Stored entries
○ ○ ○ ○
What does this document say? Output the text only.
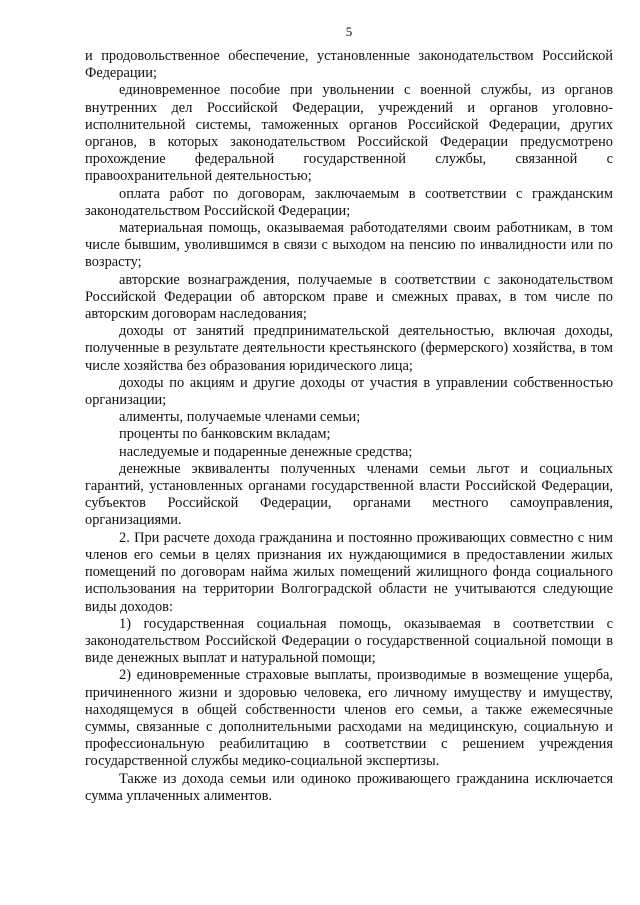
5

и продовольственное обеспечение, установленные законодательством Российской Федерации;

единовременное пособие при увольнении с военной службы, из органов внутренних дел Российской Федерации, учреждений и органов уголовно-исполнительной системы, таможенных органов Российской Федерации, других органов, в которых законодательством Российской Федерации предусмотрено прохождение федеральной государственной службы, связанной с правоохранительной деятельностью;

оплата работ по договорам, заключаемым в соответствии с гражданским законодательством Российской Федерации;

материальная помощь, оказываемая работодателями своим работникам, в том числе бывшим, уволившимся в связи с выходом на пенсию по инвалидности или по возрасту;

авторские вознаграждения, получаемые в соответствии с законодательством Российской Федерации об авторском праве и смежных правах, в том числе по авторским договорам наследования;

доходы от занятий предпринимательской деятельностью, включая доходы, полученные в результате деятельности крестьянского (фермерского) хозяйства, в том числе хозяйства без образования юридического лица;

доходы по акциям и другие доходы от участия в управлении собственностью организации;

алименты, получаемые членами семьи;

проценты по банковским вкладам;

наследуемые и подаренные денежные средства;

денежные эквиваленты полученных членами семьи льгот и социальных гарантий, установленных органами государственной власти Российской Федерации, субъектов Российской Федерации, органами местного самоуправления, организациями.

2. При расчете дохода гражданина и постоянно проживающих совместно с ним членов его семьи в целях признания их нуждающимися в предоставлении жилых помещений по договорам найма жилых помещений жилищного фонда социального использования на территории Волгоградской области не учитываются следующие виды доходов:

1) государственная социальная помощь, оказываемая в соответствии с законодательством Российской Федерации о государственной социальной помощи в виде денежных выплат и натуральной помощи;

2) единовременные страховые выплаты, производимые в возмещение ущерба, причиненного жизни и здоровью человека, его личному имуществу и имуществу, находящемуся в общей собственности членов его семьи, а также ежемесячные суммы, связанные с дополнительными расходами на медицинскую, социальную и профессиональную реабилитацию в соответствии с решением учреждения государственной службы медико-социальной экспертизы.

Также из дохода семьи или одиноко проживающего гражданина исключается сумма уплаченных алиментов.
○ ○ ○ ○
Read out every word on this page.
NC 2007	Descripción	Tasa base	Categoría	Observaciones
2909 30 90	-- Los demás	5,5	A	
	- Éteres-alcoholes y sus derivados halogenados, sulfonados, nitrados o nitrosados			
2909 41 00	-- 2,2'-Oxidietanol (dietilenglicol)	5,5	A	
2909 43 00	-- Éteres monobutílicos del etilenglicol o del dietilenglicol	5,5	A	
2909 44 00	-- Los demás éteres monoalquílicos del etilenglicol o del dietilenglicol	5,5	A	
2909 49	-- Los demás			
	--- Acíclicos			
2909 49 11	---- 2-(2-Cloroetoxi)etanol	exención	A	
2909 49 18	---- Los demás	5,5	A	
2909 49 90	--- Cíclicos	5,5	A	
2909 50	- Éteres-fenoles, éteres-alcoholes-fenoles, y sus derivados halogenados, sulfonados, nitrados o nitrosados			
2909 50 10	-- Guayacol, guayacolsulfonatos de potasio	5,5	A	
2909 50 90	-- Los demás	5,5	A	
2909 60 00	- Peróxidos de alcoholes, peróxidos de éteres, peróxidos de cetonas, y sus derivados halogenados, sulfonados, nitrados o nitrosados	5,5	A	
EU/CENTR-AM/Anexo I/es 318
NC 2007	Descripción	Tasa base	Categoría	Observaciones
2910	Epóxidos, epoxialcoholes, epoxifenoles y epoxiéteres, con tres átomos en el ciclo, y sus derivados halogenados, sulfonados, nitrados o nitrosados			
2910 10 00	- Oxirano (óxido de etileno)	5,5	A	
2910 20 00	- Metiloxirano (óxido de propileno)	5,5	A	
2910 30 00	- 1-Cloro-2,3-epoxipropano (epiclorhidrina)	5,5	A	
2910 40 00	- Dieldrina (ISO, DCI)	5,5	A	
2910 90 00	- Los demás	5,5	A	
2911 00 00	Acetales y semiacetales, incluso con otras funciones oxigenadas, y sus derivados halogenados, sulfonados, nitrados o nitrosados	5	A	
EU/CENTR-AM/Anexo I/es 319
○ ○ ○ ○
> [DIRECTIONS] Where a line holds "оказываемая", copy it out.

> [RESULT]
материальная помощь, оказываемая работодателями своим работникам, в том числе бывшим, уволившимся в связи с выходом на пенсию по инвалидности или по возрасту;
1) государственная социальная помощь, оказываемая в соответствии с законодательством Российской Федерации о государственной социальной помощи в виде денежных выплат и натуральной помощи;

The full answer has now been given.